[Task input]:
>>
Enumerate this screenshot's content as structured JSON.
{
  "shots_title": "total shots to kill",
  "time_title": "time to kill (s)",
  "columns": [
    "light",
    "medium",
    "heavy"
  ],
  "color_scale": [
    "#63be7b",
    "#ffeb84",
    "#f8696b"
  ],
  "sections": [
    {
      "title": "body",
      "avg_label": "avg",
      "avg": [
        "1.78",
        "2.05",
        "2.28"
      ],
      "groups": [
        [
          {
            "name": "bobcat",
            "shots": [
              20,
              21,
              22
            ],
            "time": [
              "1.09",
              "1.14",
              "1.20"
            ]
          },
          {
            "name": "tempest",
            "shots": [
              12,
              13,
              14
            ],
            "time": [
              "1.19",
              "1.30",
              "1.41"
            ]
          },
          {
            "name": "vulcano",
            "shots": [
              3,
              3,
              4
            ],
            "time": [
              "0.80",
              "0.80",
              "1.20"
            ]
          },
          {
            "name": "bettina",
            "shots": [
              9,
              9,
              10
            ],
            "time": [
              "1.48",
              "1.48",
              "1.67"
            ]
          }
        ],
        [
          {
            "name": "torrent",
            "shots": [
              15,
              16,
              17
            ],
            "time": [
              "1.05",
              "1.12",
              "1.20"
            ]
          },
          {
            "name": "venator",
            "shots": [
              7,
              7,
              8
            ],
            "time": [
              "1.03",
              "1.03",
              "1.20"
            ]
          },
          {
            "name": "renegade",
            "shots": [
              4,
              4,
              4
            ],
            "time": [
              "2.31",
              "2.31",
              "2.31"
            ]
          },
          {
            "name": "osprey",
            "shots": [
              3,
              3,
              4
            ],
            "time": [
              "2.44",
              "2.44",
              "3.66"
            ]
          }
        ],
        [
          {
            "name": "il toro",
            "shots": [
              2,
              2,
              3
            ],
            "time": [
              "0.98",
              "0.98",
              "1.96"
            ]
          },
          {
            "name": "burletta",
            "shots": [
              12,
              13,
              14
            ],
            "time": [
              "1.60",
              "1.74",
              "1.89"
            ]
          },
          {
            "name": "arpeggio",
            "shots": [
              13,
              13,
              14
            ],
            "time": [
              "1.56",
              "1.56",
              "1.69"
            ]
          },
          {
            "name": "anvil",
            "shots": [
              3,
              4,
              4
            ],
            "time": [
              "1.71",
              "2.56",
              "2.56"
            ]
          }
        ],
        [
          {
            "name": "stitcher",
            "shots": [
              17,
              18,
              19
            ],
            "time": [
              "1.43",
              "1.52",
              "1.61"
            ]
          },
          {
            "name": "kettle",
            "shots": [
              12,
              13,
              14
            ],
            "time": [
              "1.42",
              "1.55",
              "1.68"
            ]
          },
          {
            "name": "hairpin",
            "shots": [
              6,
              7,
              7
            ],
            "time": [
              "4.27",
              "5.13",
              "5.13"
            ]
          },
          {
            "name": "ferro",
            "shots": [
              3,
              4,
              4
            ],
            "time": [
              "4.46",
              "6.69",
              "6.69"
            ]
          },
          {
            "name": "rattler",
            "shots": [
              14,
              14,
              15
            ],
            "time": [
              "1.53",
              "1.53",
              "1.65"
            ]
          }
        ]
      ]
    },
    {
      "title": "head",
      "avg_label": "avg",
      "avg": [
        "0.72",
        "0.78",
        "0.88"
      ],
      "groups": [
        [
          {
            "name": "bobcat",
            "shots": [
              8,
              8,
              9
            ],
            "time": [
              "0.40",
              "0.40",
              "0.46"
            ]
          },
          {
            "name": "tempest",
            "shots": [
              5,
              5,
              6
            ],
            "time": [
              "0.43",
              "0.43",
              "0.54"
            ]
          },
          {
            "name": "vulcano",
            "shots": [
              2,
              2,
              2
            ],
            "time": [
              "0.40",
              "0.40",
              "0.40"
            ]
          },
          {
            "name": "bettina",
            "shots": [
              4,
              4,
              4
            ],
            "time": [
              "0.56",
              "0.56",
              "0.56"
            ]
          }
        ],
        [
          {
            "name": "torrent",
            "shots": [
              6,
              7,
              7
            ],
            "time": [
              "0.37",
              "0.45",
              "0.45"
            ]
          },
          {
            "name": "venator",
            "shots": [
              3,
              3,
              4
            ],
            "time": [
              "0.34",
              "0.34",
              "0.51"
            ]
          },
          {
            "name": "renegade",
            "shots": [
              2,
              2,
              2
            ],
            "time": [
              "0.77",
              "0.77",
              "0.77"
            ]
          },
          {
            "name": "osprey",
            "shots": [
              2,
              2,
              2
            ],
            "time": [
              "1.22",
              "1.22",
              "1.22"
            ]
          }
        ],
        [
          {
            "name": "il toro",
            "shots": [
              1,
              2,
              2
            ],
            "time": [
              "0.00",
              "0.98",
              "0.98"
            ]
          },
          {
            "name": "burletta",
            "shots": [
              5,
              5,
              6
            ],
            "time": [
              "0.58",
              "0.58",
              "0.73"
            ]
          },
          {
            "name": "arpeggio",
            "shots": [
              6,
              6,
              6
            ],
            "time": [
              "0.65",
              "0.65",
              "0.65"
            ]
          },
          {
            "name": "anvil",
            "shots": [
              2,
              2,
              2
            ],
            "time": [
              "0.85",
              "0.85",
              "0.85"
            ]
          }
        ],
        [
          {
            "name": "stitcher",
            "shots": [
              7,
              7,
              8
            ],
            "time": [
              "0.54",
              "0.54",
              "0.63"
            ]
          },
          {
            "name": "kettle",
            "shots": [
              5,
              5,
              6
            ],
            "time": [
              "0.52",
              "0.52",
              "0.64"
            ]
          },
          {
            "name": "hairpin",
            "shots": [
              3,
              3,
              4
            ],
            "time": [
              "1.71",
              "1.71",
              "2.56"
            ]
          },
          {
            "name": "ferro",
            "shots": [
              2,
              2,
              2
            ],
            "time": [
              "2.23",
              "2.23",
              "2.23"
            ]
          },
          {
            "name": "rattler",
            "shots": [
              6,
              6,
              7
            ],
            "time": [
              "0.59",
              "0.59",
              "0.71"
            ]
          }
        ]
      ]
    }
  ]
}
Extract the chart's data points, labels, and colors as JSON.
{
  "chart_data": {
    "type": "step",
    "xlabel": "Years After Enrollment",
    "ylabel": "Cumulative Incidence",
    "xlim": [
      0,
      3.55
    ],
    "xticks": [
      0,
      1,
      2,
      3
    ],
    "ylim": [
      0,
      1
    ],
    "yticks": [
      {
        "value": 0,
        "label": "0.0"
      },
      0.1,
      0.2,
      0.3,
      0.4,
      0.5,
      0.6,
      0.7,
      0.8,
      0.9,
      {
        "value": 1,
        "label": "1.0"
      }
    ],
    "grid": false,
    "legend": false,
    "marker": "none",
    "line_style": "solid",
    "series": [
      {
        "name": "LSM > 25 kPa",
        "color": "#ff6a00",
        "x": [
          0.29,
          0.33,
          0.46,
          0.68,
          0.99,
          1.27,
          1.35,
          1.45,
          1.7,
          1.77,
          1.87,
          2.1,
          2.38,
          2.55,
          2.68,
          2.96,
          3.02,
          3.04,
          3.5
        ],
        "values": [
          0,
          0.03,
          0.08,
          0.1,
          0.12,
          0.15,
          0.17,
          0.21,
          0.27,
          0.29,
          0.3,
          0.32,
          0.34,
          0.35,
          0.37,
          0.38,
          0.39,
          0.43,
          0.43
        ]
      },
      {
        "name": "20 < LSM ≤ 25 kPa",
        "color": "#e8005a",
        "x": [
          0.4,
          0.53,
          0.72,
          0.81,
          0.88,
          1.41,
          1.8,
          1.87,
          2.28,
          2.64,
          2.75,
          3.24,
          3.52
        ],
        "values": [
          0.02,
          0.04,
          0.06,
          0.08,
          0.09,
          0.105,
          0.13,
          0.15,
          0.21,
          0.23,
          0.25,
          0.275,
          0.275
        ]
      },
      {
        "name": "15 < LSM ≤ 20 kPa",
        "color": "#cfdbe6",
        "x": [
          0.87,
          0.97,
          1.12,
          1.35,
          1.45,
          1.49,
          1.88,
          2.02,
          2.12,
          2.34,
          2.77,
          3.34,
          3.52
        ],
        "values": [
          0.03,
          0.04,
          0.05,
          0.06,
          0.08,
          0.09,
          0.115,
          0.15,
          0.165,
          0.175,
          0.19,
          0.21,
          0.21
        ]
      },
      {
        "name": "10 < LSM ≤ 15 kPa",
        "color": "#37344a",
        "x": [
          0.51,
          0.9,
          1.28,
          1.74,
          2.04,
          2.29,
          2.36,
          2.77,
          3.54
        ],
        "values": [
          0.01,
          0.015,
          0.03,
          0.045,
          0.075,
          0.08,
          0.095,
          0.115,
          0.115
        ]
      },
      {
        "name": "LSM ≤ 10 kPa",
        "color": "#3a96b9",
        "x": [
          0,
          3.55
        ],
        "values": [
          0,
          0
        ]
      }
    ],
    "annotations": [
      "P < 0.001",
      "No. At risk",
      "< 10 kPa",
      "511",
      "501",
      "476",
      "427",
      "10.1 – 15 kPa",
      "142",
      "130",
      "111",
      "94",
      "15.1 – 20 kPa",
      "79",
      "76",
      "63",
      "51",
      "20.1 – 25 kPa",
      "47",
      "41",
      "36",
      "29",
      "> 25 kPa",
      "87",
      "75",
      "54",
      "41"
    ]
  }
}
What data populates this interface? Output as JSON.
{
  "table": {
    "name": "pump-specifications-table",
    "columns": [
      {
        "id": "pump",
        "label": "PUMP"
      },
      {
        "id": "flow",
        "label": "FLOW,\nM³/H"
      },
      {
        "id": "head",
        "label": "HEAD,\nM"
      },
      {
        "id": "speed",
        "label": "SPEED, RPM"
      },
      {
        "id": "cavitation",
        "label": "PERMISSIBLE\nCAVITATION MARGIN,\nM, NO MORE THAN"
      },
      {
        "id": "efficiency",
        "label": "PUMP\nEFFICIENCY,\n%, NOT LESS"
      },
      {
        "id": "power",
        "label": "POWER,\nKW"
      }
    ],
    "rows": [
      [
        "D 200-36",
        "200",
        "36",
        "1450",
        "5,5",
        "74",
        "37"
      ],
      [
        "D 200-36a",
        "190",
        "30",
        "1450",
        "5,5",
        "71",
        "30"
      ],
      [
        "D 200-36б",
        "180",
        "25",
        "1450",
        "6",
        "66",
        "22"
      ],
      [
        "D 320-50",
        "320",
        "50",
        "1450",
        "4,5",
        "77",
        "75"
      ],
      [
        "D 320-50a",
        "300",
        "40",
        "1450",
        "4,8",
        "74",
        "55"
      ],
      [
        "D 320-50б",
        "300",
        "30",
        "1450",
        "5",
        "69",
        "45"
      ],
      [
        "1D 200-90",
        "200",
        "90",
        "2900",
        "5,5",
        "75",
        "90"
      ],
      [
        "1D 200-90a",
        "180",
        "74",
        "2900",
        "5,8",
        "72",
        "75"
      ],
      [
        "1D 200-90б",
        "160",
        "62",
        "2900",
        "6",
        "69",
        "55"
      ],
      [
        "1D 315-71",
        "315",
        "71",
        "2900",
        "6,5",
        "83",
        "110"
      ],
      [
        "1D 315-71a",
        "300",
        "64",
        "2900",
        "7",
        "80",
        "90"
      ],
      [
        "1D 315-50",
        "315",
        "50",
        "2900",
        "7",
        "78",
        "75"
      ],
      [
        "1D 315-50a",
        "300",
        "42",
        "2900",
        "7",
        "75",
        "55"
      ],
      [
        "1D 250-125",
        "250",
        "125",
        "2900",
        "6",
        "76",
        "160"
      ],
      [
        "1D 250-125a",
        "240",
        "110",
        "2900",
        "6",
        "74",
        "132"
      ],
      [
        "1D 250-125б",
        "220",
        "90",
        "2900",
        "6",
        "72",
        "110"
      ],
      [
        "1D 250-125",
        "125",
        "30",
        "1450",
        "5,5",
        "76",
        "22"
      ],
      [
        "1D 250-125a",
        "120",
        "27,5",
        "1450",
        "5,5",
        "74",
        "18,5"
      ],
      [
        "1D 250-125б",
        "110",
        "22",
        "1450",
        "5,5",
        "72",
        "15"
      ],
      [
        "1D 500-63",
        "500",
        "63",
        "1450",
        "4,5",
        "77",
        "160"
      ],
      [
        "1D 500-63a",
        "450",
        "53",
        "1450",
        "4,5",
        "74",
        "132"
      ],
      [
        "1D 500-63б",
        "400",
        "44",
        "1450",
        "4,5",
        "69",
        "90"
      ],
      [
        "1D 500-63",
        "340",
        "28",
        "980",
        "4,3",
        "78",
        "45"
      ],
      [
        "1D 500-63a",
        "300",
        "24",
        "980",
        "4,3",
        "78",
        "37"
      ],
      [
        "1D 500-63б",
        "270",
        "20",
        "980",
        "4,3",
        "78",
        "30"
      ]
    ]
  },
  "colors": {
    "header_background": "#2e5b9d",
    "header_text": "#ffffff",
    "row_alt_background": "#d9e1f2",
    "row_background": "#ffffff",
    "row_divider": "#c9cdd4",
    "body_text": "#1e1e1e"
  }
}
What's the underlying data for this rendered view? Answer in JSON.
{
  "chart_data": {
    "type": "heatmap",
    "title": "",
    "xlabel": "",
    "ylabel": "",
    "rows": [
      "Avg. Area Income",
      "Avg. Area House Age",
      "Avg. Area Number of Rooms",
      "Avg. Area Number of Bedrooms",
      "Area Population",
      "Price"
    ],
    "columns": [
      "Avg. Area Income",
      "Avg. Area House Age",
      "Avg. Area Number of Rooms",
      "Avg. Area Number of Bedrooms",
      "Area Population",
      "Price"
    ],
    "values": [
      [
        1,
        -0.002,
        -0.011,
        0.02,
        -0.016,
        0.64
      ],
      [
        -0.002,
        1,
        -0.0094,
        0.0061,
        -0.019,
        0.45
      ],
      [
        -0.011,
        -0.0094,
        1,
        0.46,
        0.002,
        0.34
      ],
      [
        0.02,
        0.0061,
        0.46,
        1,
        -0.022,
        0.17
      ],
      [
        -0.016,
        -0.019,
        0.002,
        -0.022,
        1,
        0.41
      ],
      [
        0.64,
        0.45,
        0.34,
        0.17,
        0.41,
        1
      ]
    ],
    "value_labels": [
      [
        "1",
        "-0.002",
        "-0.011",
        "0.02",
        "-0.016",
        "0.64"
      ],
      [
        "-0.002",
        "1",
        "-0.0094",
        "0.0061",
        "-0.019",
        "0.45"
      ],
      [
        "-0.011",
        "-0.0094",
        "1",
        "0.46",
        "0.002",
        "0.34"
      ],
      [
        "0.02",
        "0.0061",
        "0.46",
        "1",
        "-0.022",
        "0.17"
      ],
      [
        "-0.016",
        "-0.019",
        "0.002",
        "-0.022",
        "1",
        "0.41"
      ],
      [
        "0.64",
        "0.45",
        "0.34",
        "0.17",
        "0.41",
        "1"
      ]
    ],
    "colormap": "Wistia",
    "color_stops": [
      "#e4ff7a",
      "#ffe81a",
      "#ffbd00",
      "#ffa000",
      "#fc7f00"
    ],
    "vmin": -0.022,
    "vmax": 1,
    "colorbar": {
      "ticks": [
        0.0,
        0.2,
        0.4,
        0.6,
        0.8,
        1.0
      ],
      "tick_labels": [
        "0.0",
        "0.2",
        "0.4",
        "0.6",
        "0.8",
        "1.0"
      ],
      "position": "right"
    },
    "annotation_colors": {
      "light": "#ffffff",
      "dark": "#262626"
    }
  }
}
<<
Count up the lines in the listing that hold the word "this", and give that number only.

[Task response]: 3